WHAT IS ASKED.
Return each line containing the string "меня".

THE RECORDS.

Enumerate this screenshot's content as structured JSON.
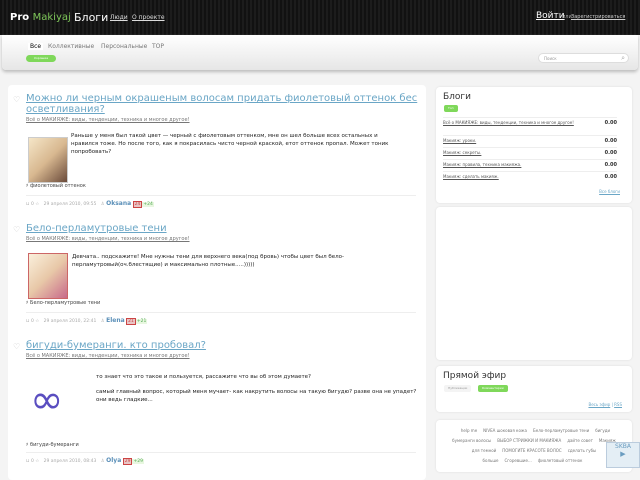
{
  "header": {
    "logo_pre": "Pro",
    "logo_post": "Makiyaj",
    "blogs": "Блоги",
    "people": "Люди",
    "about": "О проекте",
    "login": "Войти",
    "or": "или",
    "register": "Зарегистрироваться"
  },
  "subnav": {
    "tabs": [
      "Все",
      "Коллективные",
      "Персональные",
      "TOP"
    ],
    "badge": "Хорошие",
    "search_placeholder": "Поиск"
  },
  "posts": [
    {
      "title": "Можно ли черным окрашеным волосам придать фиолетовый оттенок бес осветливания?",
      "blog": "Всё о МАКИЯЖЕ: виды, тенденции, техника и многое другое!",
      "text": "Раньше у меня был такой цвет — черный с фиолетовым оттенком, мне он шел больше всех остальных и нравился тоже. Но после того, как я покрасилась чисто черной краской, етот оттенок пропал. Может тоник попробовать?",
      "tag": "фиолетовый оттенок",
      "rating": "0",
      "date": "29 апреля 2010, 09:55",
      "author": "Oksana",
      "count": "24",
      "plus": "+24"
    },
    {
      "title": "Бело-перламутровые тени",
      "blog": "Всё о МАКИЯЖЕ: виды, тенденции, техника и многое другое!",
      "text": "Девчата.. подскажите! Мне нужны тени для верхнего века(под бровь) чтобы цвет был бело-перламутровый(оч.блестящие) и максимально плотные.....)))))",
      "tag": "Бело-перламутровые тени",
      "rating": "0",
      "date": "29 апреля 2010, 22:41",
      "author": "Elena",
      "count": "21",
      "plus": "+21"
    },
    {
      "title": "бигуди-бумеранги. кто пробовал?",
      "blog": "Всё о МАКИЯЖЕ: виды, тенденции, техника и многое другое!",
      "text": "то знает что это такое и пользуется, рассажите что вы об этом думаете?",
      "text2": "самый главный вопрос, который меня мучает- как накрутить волосы на такую бигудю? разве она не упадет? они ведь гладкие...",
      "tag": "бигуди-бумеранги",
      "rating": "0",
      "date": "29 апреля 2010, 08:43",
      "author": "Olya",
      "count": "29",
      "plus": "+29"
    }
  ],
  "sidebar": {
    "blogs_title": "Блоги",
    "blogs_btn": "Топ",
    "blogs": [
      {
        "name": "Всё о МАКИЯЖЕ: виды, тенденции, техника и многое другое!",
        "rating": "0.00"
      },
      {
        "name": "Макияж: уроки.",
        "rating": "0.00"
      },
      {
        "name": "Макияж: секреты.",
        "rating": "0.00"
      },
      {
        "name": "Макияж: правила, техника макияжа.",
        "rating": "0.00"
      },
      {
        "name": "Макияж: сделать макияж.",
        "rating": "0.00"
      }
    ],
    "all_blogs": "Все блоги",
    "live_title": "Прямой эфир",
    "live_tabs": [
      "Публикации",
      "Комментарии"
    ],
    "live_all": "Весь эфир",
    "rss": "RSS",
    "tags": [
      "help me",
      "NIVEA шоковая кожа",
      "Бело-перламутровые тени",
      "бигуди бумеранги волосы",
      "ВЫБОР СТРИЖКИ И МАКИЯЖА",
      "дайте совет",
      "Макияж для темной",
      "ПОМОГИТЕ КРАСОТЕ ВОЛОС",
      "сделать губы больше",
      "Сгоревшие...",
      "фиолетовый оттенок"
    ]
  },
  "widget": "SKBA"
}
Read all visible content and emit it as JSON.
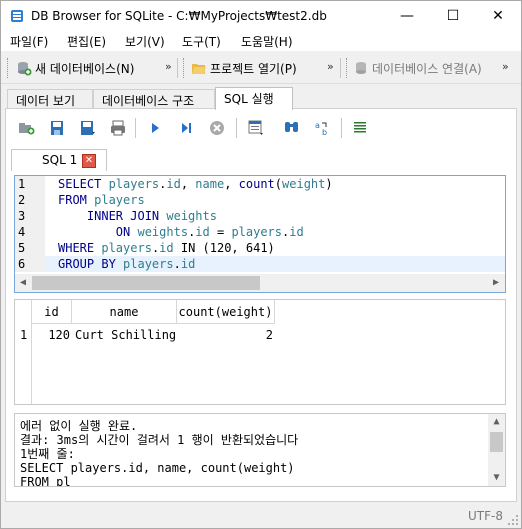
{
  "window": {
    "title": "DB Browser for SQLite - C:₩MyProjects₩test2.db",
    "minimize": "—",
    "maximize": "☐",
    "close": "✕"
  },
  "menubar": {
    "items": [
      "파일(F)",
      "편집(E)",
      "보기(V)",
      "도구(T)",
      "도움말(H)"
    ]
  },
  "toolbar": {
    "new_db": "새 데이터베이스(N)",
    "open_project": "프로젝트 열기(P)",
    "connect_db": "데이터베이스 연결(A)",
    "overflow": "»"
  },
  "tabs": [
    "데이터 보기",
    "데이터베이스 구조",
    "SQL 실행"
  ],
  "active_tab": "SQL 실행",
  "sql_tab": {
    "label": "SQL 1",
    "close": "✕"
  },
  "editor": {
    "line_numbers": [
      "1",
      "2",
      "3",
      "4",
      "5",
      "6"
    ],
    "lines": [
      [
        {
          "t": "SELECT ",
          "c": "kw"
        },
        {
          "t": "players",
          "c": "ident"
        },
        {
          "t": ".",
          "c": "num"
        },
        {
          "t": "id",
          "c": "ident"
        },
        {
          "t": ", ",
          "c": "num"
        },
        {
          "t": "name",
          "c": "ident"
        },
        {
          "t": ", ",
          "c": "num"
        },
        {
          "t": "count",
          "c": "kw"
        },
        {
          "t": "(",
          "c": "num"
        },
        {
          "t": "weight",
          "c": "ident"
        },
        {
          "t": ")",
          "c": "num"
        }
      ],
      [
        {
          "t": "FROM ",
          "c": "kw"
        },
        {
          "t": "players",
          "c": "ident"
        }
      ],
      [
        {
          "t": "    INNER JOIN ",
          "c": "kw"
        },
        {
          "t": "weights",
          "c": "ident"
        }
      ],
      [
        {
          "t": "        ON ",
          "c": "kw"
        },
        {
          "t": "weights",
          "c": "ident"
        },
        {
          "t": ".",
          "c": "num"
        },
        {
          "t": "id",
          "c": "ident"
        },
        {
          "t": " = ",
          "c": "num"
        },
        {
          "t": "players",
          "c": "ident"
        },
        {
          "t": ".",
          "c": "num"
        },
        {
          "t": "id",
          "c": "ident"
        }
      ],
      [
        {
          "t": "WHERE ",
          "c": "kw"
        },
        {
          "t": "players",
          "c": "ident"
        },
        {
          "t": ".",
          "c": "num"
        },
        {
          "t": "id",
          "c": "ident"
        },
        {
          "t": " IN (120, 641)",
          "c": "num"
        }
      ],
      [
        {
          "t": "GROUP BY ",
          "c": "kw"
        },
        {
          "t": "players",
          "c": "ident"
        },
        {
          "t": ".",
          "c": "num"
        },
        {
          "t": "id",
          "c": "ident"
        }
      ]
    ]
  },
  "results": {
    "columns": [
      "id",
      "name",
      "count(weight)"
    ],
    "rows": [
      {
        "row_number": "1",
        "cells": [
          "120",
          "Curt Schilling",
          "2"
        ]
      }
    ]
  },
  "messages": {
    "lines": [
      "에러 없이 실행 완료.",
      "결과: 3ms의 시간이 걸려서 1 행이 반환되었습니다",
      "1번째 줄:",
      "SELECT players.id, name, count(weight)",
      "FROM pl"
    ]
  },
  "status": {
    "encoding": "UTF-8"
  },
  "colors": {
    "keyword": "#00008b",
    "identifier": "#2e7d8f",
    "highlight": "#e8f2fe",
    "close_tab": "#e05a4a"
  }
}
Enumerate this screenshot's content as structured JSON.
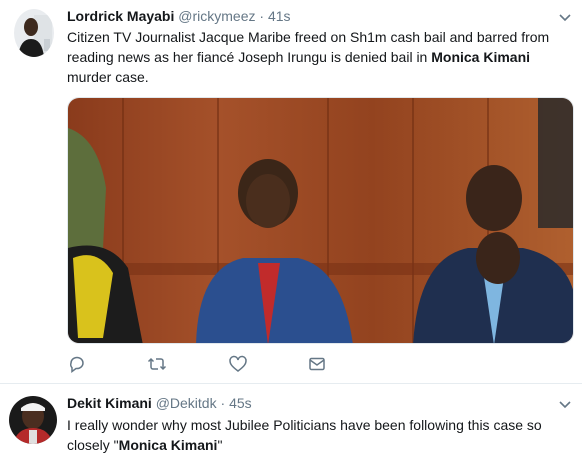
{
  "tweets": [
    {
      "name": "Lordrick Mayabi",
      "handle": "@rickymeez",
      "separator": "·",
      "time": "41s",
      "text_before": "Citizen TV Journalist Jacque Maribe freed on Sh1m cash bail and barred from reading news as her fiancé Joseph Irungu is denied bail in ",
      "text_bold": "Monica Kimani",
      "text_after": " murder case.",
      "actions": [
        "reply-icon",
        "retweet-icon",
        "like-icon",
        "direct-message-icon"
      ]
    },
    {
      "name": "Dekit Kimani",
      "handle": "@Dekitdk",
      "separator": "·",
      "time": "45s",
      "text_before": "I really wonder why most Jubilee Politicians have been following this case so closely \"",
      "text_bold": "Monica Kimani",
      "text_after": "\""
    }
  ],
  "colors": {
    "name": "#14171a",
    "secondary": "#657786",
    "divider": "#e6ecf0",
    "icon": "#657786"
  }
}
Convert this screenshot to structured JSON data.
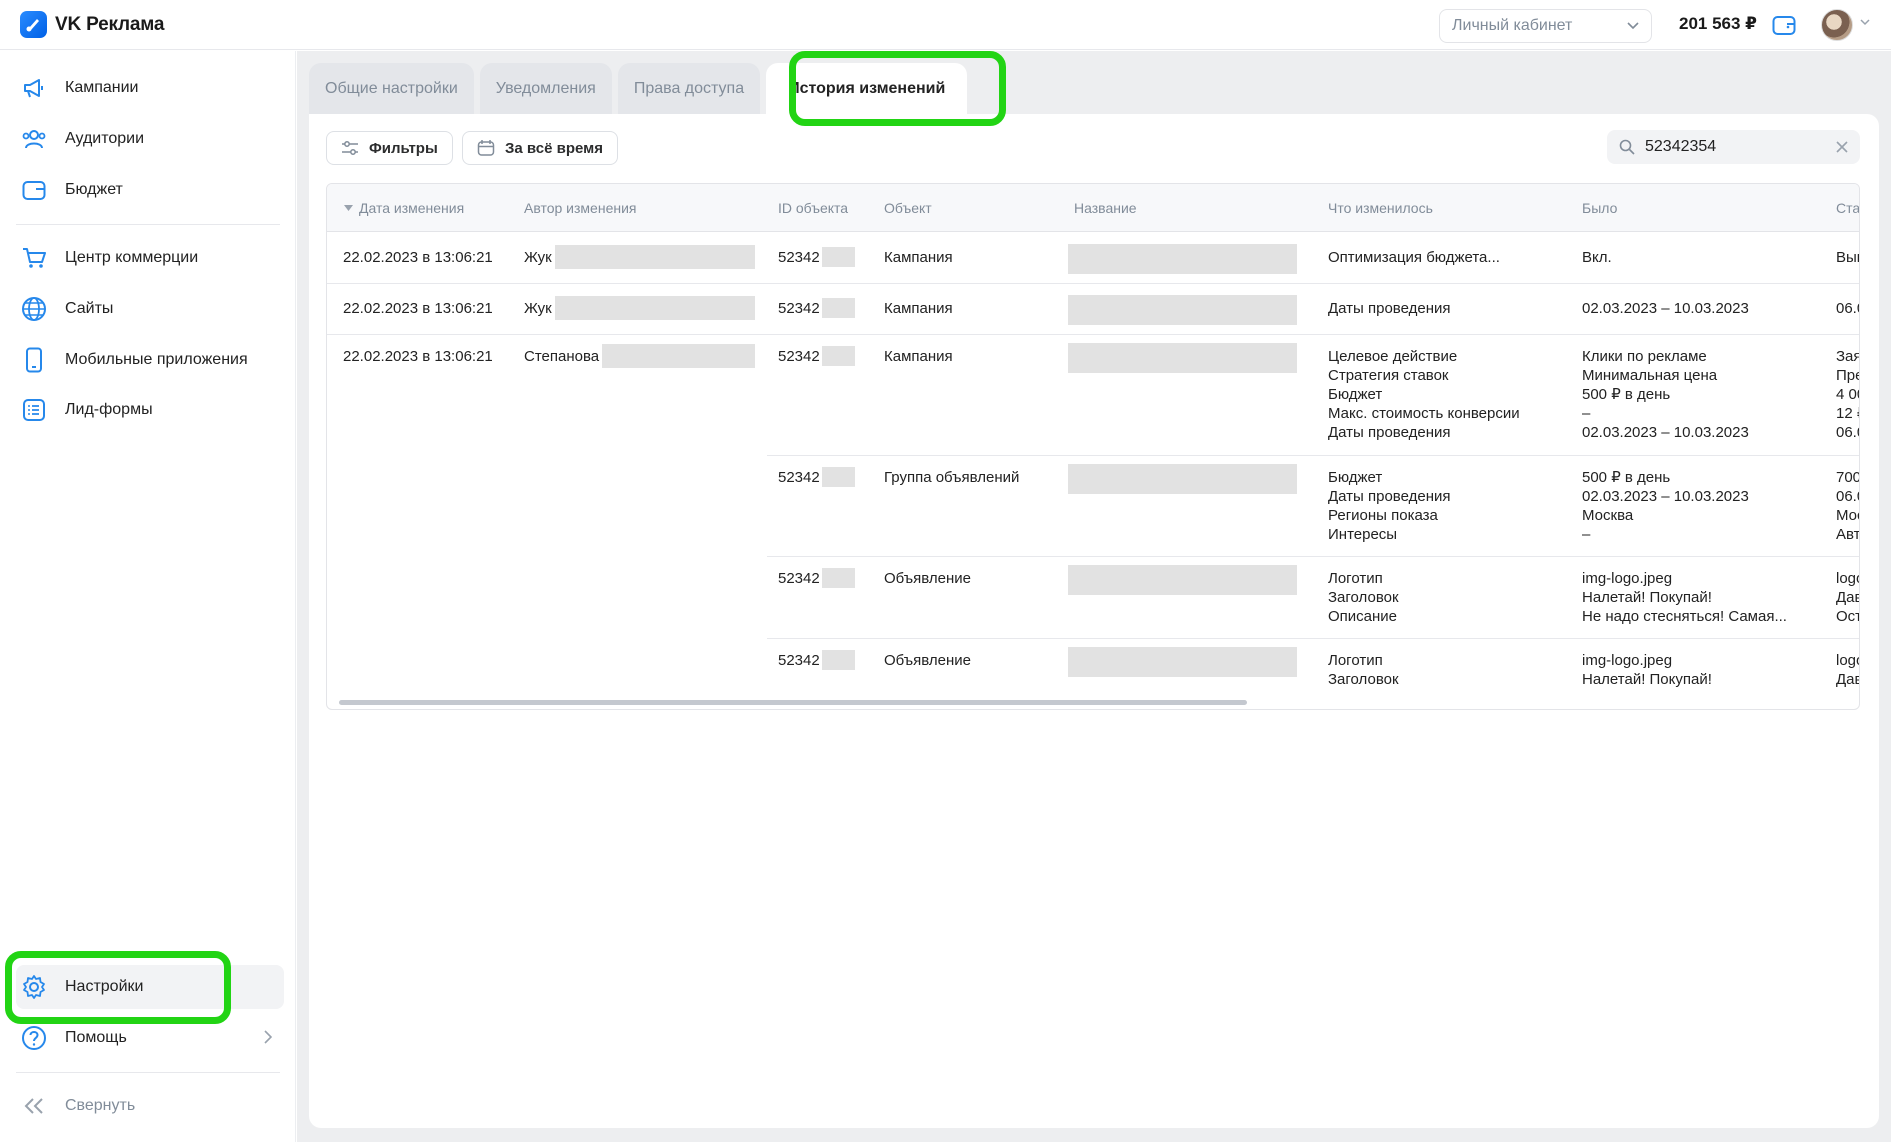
{
  "app": {
    "name": "VK Реклама"
  },
  "header": {
    "account_selector": "Личный кабинет",
    "balance": "201 563 ₽"
  },
  "sidebar": {
    "items": [
      {
        "label": "Кампании",
        "icon": "megaphone-icon"
      },
      {
        "label": "Аудитории",
        "icon": "users-icon"
      },
      {
        "label": "Бюджет",
        "icon": "wallet-icon"
      },
      {
        "label": "Центр коммерции",
        "icon": "cart-icon"
      },
      {
        "label": "Сайты",
        "icon": "globe-icon"
      },
      {
        "label": "Мобильные приложения",
        "icon": "smartphone-icon"
      },
      {
        "label": "Лид-формы",
        "icon": "list-icon"
      }
    ],
    "settings": "Настройки",
    "help": "Помощь",
    "collapse": "Свернуть"
  },
  "tabs": [
    {
      "label": "Общие настройки",
      "active": false
    },
    {
      "label": "Уведомления",
      "active": false
    },
    {
      "label": "Права доступа",
      "active": false
    },
    {
      "label": "История изменений",
      "active": true
    }
  ],
  "toolbar": {
    "filters": "Фильтры",
    "period": "За всё время",
    "search_value": "52342354"
  },
  "table": {
    "columns": [
      "Дата изменения",
      "Автор изменения",
      "ID объекта",
      "Объект",
      "Название",
      "Что изменилось",
      "Было",
      "Ста"
    ],
    "rows": [
      {
        "date": "22.02.2023 в 13:06:21",
        "author": "Жук",
        "id": "52342",
        "object": "Кампания",
        "changes": [
          "Оптимизация бюджета..."
        ],
        "was": [
          "Вкл."
        ],
        "now": [
          "Вык"
        ]
      },
      {
        "date": "22.02.2023 в 13:06:21",
        "author": "Жук",
        "id": "52342",
        "object": "Кампания",
        "changes": [
          "Даты проведения"
        ],
        "was": [
          "02.03.2023 – 10.03.2023"
        ],
        "now": [
          "06.0"
        ]
      },
      {
        "date": "22.02.2023 в 13:06:21",
        "author": "Степанова",
        "id": "52342",
        "object": "Кампания",
        "changes": [
          "Целевое действие",
          "Стратегия ставок",
          "Бюджет",
          "Макс. стоимость конверсии",
          "Даты проведения"
        ],
        "was": [
          "Клики по рекламе",
          "Минимальная цена",
          "500 ₽ в день",
          "–",
          "02.03.2023 – 10.03.2023"
        ],
        "now": [
          "Зая",
          "Пре",
          "4 00",
          "12 ₽",
          "06.0"
        ]
      },
      {
        "id": "52342",
        "object": "Группа объявлений",
        "changes": [
          "Бюджет",
          "Даты проведения",
          "Регионы показа",
          "Интересы"
        ],
        "was": [
          "500 ₽ в день",
          "02.03.2023 – 10.03.2023",
          "Москва",
          "–"
        ],
        "now": [
          "700",
          "06.0",
          "Мос",
          "Авт"
        ]
      },
      {
        "id": "52342",
        "object": "Объявление",
        "changes": [
          "Логотип",
          "Заголовок",
          "Описание"
        ],
        "was": [
          "img-logo.jpeg",
          "Налетай! Покупай!",
          "Не надо стесняться! Самая..."
        ],
        "now": [
          "logo",
          "Дав",
          "Ост"
        ]
      },
      {
        "id": "52342",
        "object": "Объявление",
        "changes": [
          "Логотип",
          "Заголовок"
        ],
        "was": [
          "img-logo.jpeg",
          "Налетай! Покупай!"
        ],
        "now": [
          "logo",
          "Дав"
        ]
      }
    ]
  }
}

ANSWER FOR THE TASK.
      "text": "Раньше у меня был такой цвет — черный с фиолетовым оттенком, мне он шел больше всех остальных и нравился тоже. Но после того, как я покрасилась чисто черной краской, етот оттенок пропал. Может тоник попробовать?",
      "text2": "самый главный вопрос, который меня мучает- как накрутить волосы на такую бигудю? разве она не упадет? они ведь гладкие...",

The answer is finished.